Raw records

::::::::::

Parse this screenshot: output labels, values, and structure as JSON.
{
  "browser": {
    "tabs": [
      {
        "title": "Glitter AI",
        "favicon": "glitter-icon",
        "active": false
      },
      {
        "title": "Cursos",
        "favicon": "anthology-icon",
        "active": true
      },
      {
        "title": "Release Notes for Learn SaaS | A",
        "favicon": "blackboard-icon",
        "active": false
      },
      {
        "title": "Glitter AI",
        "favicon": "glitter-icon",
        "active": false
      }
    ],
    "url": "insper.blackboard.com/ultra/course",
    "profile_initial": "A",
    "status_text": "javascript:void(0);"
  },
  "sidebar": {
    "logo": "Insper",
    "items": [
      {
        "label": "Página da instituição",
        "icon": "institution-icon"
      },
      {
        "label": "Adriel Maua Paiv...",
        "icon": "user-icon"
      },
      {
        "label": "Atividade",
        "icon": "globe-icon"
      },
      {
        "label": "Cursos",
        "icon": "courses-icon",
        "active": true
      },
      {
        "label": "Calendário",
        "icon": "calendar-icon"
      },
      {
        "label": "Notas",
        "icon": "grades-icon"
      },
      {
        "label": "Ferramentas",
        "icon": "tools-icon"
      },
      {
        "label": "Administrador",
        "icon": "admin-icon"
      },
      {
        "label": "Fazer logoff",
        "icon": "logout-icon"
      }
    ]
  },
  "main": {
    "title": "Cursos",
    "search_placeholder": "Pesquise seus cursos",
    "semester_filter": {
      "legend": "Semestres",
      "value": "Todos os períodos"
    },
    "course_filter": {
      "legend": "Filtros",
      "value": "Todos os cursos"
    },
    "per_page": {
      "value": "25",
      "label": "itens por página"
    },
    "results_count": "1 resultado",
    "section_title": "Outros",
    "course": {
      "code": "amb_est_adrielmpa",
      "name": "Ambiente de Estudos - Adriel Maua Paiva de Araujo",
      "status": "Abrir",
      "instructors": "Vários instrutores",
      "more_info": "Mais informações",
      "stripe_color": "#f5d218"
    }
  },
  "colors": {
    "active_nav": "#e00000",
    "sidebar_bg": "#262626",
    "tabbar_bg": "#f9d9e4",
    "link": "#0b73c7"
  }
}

::::::::::

◆ What the task requires ◆
Restate every line of the data word for word.

◆ Correct response ◆
Parse this screenshot: output labels, values, and structure as JSON.
{
  "browser": {
    "tabs": [
      {
        "title": "Glitter AI",
        "favicon": "glitter-icon",
        "active": false
      },
      {
        "title": "Cursos",
        "favicon": "anthology-icon",
        "active": true
      },
      {
        "title": "Release Notes for Learn SaaS | A",
        "favicon": "blackboard-icon",
        "active": false
      },
      {
        "title": "Glitter AI",
        "favicon": "glitter-icon",
        "active": false
      }
    ],
    "url": "insper.blackboard.com/ultra/course",
    "profile_initial": "A",
    "status_text": "javascript:void(0);"
  },
  "sidebar": {
    "logo": "Insper",
    "items": [
      {
        "label": "Página da instituição",
        "icon": "institution-icon"
      },
      {
        "label": "Adriel Maua Paiv...",
        "icon": "user-icon"
      },
      {
        "label": "Atividade",
        "icon": "globe-icon"
      },
      {
        "label": "Cursos",
        "icon": "courses-icon",
        "active": true
      },
      {
        "label": "Calendário",
        "icon": "calendar-icon"
      },
      {
        "label": "Notas",
        "icon": "grades-icon"
      },
      {
        "label": "Ferramentas",
        "icon": "tools-icon"
      },
      {
        "label": "Administrador",
        "icon": "admin-icon"
      },
      {
        "label": "Fazer logoff",
        "icon": "logout-icon"
      }
    ]
  },
  "main": {
    "title": "Cursos",
    "search_placeholder": "Pesquise seus cursos",
    "semester_filter": {
      "legend": "Semestres",
      "value": "Todos os períodos"
    },
    "course_filter": {
      "legend": "Filtros",
      "value": "Todos os cursos"
    },
    "per_page": {
      "value": "25",
      "label": "itens por página"
    },
    "results_count": "1 resultado",
    "section_title": "Outros",
    "course": {
      "code": "amb_est_adrielmpa",
      "name": "Ambiente de Estudos - Adriel Maua Paiva de Araujo",
      "status": "Abrir",
      "instructors": "Vários instrutores",
      "more_info": "Mais informações",
      "stripe_color": "#f5d218"
    }
  },
  "colors": {
    "active_nav": "#e00000",
    "sidebar_bg": "#262626",
    "tabbar_bg": "#f9d9e4",
    "link": "#0b73c7"
  }
}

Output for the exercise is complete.